• GIVEN REQUEST
Repeat each line word for word.
--
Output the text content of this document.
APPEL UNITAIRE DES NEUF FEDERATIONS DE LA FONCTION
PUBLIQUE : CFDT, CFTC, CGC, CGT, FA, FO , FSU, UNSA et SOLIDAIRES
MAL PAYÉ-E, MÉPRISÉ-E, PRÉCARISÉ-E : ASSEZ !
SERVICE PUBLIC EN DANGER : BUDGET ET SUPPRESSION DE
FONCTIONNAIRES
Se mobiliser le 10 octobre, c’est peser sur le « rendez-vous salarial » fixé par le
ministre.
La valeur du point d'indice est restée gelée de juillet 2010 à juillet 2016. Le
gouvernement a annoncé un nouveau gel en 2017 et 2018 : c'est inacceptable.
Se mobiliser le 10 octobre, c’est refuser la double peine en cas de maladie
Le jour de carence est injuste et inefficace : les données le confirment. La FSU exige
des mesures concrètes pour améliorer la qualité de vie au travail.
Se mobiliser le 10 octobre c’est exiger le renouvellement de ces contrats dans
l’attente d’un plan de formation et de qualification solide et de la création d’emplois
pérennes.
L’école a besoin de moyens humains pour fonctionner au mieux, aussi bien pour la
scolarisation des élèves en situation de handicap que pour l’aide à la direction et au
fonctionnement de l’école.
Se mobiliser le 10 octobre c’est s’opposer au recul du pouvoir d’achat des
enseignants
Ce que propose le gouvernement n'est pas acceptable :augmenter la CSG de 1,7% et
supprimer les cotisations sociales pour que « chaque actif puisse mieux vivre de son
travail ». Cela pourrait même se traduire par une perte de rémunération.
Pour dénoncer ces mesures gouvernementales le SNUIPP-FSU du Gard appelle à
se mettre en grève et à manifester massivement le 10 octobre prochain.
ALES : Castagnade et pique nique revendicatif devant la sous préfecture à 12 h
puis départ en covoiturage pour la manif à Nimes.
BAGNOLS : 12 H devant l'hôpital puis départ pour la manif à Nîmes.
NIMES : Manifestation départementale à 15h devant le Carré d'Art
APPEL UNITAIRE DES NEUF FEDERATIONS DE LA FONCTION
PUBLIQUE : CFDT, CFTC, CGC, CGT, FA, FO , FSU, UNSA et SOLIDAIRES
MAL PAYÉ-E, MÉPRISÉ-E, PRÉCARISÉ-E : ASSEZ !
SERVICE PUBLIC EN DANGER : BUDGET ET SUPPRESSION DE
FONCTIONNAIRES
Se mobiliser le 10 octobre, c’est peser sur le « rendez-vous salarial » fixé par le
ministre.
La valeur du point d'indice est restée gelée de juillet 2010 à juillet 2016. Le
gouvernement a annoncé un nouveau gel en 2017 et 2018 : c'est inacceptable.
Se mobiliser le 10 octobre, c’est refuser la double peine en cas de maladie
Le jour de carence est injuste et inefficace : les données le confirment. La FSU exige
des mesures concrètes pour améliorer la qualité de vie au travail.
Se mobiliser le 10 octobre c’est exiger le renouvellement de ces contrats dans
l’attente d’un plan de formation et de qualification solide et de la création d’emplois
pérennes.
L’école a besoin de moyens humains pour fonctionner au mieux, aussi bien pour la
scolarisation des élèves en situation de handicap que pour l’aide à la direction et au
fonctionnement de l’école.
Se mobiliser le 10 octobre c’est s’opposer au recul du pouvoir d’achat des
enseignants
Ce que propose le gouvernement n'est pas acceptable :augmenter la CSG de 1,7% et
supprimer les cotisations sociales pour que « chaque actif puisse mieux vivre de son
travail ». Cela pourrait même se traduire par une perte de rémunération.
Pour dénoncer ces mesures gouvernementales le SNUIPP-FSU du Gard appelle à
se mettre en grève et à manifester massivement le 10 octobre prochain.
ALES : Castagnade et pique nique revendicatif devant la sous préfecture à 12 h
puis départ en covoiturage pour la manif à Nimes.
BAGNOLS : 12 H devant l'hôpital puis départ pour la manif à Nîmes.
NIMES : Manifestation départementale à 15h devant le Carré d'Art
--
• WRITTEN ANSWER
Output the text content of this document.
APPEL UNITAIRE DES NEUF FEDERATIONS DE LA FONCTION
PUBLIQUE : CFDT, CFTC, CGC, CGT, FA, FO , FSU, UNSA et SOLIDAIRES
MAL PAYÉ-E, MÉPRISÉ-E, PRÉCARISÉ-E : ASSEZ !
SERVICE PUBLIC EN DANGER : BUDGET ET SUPPRESSION DE
FONCTIONNAIRES
Se mobiliser le 10 octobre, c’est peser sur le « rendez-vous salarial » fixé par le
ministre.
La valeur du point d'indice est restée gelée de juillet 2010 à juillet 2016. Le
gouvernement a annoncé un nouveau gel en 2017 et 2018 : c'est inacceptable.
Se mobiliser le 10 octobre, c’est refuser la double peine en cas de maladie
Le jour de carence est injuste et inefficace : les données le confirment. La FSU exige
des mesures concrètes pour améliorer la qualité de vie au travail.
Se mobiliser le 10 octobre c’est exiger le renouvellement de ces contrats dans
l’attente d’un plan de formation et de qualification solide et de la création d’emplois
pérennes.
L’école a besoin de moyens humains pour fonctionner au mieux, aussi bien pour la
scolarisation des élèves en situation de handicap que pour l’aide à la direction et au
fonctionnement de l’école.
Se mobiliser le 10 octobre c’est s’opposer au recul du pouvoir d’achat des
enseignants
Ce que propose le gouvernement n'est pas acceptable :augmenter la CSG de 1,7% et
supprimer les cotisations sociales pour que « chaque actif puisse mieux vivre de son
travail ». Cela pourrait même se traduire par une perte de rémunération.
Pour dénoncer ces mesures gouvernementales le SNUIPP-FSU du Gard appelle à
se mettre en grève et à manifester massivement le 10 octobre prochain.
ALES : Castagnade et pique nique revendicatif devant la sous préfecture à 12 h
puis départ en covoiturage pour la manif à Nimes.
BAGNOLS : 12 H devant l'hôpital puis départ pour la manif à Nîmes.
NIMES : Manifestation départementale à 15h devant le Carré d'Art
APPEL UNITAIRE DES NEUF FEDERATIONS DE LA FONCTION
PUBLIQUE : CFDT, CFTC, CGC, CGT, FA, FO , FSU, UNSA et SOLIDAIRES
MAL PAYÉ-E, MÉPRISÉ-E, PRÉCARISÉ-E : ASSEZ !
SERVICE PUBLIC EN DANGER : BUDGET ET SUPPRESSION DE
FONCTIONNAIRES
Se mobiliser le 10 octobre, c’est peser sur le « rendez-vous salarial » fixé par le
ministre.
La valeur du point d'indice est restée gelée de juillet 2010 à juillet 2016. Le
gouvernement a annoncé un nouveau gel en 2017 et 2018 : c'est inacceptable.
Se mobiliser le 10 octobre, c’est refuser la double peine en cas de maladie
Le jour de carence est injuste et inefficace : les données le confirment. La FSU exige
des mesures concrètes pour améliorer la qualité de vie au travail.
Se mobiliser le 10 octobre c’est exiger le renouvellement de ces contrats dans
l’attente d’un plan de formation et de qualification solide et de la création d’emplois
pérennes.
L’école a besoin de moyens humains pour fonctionner au mieux, aussi bien pour la
scolarisation des élèves en situation de handicap que pour l’aide à la direction et au
fonctionnement de l’école.
Se mobiliser le 10 octobre c’est s’opposer au recul du pouvoir d’achat des
enseignants
Ce que propose le gouvernement n'est pas acceptable :augmenter la CSG de 1,7% et
supprimer les cotisations sociales pour que « chaque actif puisse mieux vivre de son
travail ». Cela pourrait même se traduire par une perte de rémunération.
Pour dénoncer ces mesures gouvernementales le SNUIPP-FSU du Gard appelle à
se mettre en grève et à manifester massivement le 10 octobre prochain.
ALES : Castagnade et pique nique revendicatif devant la sous préfecture à 12 h
puis départ en covoiturage pour la manif à Nimes.
BAGNOLS : 12 H devant l'hôpital puis départ pour la manif à Nîmes.
NIMES : Manifestation départementale à 15h devant le Carré d'Art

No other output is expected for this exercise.